## start MATERIAL FOR THIS TASK
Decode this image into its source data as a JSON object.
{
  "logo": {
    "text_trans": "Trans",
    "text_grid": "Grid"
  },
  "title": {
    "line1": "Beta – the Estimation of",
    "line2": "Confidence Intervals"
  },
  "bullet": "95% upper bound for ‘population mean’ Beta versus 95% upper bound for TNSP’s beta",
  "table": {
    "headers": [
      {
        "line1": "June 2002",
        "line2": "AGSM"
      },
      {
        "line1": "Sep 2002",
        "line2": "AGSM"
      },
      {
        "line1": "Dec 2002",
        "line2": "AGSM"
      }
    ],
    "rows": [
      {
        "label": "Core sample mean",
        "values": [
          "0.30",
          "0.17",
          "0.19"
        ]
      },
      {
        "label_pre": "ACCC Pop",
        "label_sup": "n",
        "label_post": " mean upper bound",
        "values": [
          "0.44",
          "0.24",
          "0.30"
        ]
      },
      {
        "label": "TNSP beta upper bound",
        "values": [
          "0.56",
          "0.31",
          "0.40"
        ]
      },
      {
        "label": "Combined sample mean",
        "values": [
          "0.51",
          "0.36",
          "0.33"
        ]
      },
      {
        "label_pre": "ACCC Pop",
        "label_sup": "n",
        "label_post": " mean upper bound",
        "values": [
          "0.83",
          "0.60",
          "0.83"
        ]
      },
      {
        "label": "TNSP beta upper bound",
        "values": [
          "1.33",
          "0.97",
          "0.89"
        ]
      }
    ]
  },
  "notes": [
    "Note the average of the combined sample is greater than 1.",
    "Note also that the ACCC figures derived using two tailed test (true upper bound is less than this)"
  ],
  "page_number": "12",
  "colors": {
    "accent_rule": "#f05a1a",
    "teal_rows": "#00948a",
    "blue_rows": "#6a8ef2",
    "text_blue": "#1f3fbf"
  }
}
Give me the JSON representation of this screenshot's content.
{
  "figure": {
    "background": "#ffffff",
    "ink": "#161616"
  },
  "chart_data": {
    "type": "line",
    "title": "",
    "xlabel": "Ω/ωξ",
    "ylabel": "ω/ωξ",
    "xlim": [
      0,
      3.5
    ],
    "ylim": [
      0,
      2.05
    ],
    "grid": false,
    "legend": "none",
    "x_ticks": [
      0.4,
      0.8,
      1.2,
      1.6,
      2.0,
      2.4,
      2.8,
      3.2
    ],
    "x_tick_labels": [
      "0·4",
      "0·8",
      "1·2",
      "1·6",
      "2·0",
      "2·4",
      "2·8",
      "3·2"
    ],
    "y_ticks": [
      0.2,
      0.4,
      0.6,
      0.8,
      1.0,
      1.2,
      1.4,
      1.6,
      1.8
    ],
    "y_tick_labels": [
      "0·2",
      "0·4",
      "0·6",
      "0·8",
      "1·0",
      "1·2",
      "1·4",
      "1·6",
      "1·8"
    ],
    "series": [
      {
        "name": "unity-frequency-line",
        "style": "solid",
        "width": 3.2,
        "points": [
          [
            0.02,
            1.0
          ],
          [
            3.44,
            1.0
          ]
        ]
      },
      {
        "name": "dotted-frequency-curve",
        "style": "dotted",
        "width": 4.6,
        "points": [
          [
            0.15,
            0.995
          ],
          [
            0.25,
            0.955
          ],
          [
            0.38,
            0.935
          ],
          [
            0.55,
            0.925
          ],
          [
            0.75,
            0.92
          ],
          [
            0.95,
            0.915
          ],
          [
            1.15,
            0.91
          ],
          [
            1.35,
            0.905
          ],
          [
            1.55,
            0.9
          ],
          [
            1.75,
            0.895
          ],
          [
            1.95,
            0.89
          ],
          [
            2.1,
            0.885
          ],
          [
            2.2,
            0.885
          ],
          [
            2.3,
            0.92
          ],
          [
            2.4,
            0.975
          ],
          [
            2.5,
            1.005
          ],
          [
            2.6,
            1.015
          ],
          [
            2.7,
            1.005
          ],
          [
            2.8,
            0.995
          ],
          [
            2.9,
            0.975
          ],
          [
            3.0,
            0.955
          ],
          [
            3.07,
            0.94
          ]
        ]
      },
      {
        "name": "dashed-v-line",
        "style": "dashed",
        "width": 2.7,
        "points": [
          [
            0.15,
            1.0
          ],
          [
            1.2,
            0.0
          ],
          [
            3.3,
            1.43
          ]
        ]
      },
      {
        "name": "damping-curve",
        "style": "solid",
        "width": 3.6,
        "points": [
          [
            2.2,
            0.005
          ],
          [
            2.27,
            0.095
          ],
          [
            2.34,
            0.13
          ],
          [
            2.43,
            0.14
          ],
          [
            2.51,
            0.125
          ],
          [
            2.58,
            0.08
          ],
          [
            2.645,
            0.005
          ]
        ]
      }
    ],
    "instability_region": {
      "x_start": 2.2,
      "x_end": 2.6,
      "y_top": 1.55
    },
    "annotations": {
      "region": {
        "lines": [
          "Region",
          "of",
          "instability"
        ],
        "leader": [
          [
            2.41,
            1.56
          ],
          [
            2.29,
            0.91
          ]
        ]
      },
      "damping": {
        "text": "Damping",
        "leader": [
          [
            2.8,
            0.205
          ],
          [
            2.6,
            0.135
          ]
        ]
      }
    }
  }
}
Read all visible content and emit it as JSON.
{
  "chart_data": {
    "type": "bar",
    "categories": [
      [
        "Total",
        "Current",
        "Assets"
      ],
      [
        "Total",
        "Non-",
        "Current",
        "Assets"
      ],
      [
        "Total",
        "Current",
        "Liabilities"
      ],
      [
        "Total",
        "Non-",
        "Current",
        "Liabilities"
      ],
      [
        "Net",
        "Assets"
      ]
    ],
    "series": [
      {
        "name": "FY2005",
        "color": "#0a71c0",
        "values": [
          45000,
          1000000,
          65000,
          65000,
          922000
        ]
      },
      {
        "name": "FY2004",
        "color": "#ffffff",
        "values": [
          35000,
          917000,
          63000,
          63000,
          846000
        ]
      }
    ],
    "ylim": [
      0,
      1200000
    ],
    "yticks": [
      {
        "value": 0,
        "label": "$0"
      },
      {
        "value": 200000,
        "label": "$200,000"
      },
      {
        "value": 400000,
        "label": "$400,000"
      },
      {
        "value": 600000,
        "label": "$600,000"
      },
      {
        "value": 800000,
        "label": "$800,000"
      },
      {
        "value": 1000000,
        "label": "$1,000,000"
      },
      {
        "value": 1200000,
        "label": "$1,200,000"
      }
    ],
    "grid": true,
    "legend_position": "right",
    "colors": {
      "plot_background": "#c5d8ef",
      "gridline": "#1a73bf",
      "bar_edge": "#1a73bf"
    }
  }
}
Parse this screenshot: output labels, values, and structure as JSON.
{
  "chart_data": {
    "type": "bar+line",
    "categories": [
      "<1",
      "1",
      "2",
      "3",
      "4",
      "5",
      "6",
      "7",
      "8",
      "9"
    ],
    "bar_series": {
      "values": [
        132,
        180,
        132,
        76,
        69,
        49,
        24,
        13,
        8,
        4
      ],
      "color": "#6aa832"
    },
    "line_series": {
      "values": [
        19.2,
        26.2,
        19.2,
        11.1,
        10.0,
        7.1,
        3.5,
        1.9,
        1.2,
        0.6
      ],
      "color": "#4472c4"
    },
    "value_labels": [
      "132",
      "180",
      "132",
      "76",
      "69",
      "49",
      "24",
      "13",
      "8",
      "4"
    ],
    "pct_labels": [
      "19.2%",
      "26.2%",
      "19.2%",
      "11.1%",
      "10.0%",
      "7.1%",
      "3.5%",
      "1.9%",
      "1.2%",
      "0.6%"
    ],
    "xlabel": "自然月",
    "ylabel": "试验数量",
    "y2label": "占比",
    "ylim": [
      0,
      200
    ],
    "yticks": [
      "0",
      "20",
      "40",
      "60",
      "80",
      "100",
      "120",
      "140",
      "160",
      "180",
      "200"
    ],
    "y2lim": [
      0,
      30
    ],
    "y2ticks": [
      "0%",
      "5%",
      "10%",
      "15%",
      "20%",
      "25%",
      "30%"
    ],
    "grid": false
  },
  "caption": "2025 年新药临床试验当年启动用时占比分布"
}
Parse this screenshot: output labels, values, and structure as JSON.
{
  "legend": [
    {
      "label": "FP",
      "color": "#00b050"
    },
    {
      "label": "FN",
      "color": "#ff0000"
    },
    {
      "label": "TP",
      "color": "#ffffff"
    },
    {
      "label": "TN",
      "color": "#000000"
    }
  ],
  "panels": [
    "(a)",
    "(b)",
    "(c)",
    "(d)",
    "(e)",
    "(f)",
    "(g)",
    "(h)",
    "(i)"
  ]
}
## end MATERIAL FOR THIS TASK
:: TASK DIRECTIONS ::
Gather all lines of the records that include the word "ffffff".

:: CORRECT RESULT ::
    "background": "#ffffff",
        "color": "#ffffff",
      "color": "#ffffff"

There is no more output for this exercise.